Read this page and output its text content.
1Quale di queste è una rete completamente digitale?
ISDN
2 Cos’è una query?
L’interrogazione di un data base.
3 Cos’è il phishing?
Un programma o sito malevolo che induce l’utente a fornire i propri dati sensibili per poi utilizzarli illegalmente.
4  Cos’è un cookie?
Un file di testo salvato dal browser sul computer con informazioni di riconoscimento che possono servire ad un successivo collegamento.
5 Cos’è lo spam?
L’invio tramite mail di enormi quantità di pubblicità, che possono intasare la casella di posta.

※ ※ ※

**REQUIRED TASK**. Search the data for "possono". Copy every matching line.

**RESULT BELOW**.
Un file di testo salvato dal browser sul computer con informazioni di riconoscimento che possono servire ad un successivo collegamento.
L’invio tramite mail di enormi quantità di pubblicità, che possono intasare la casella di posta.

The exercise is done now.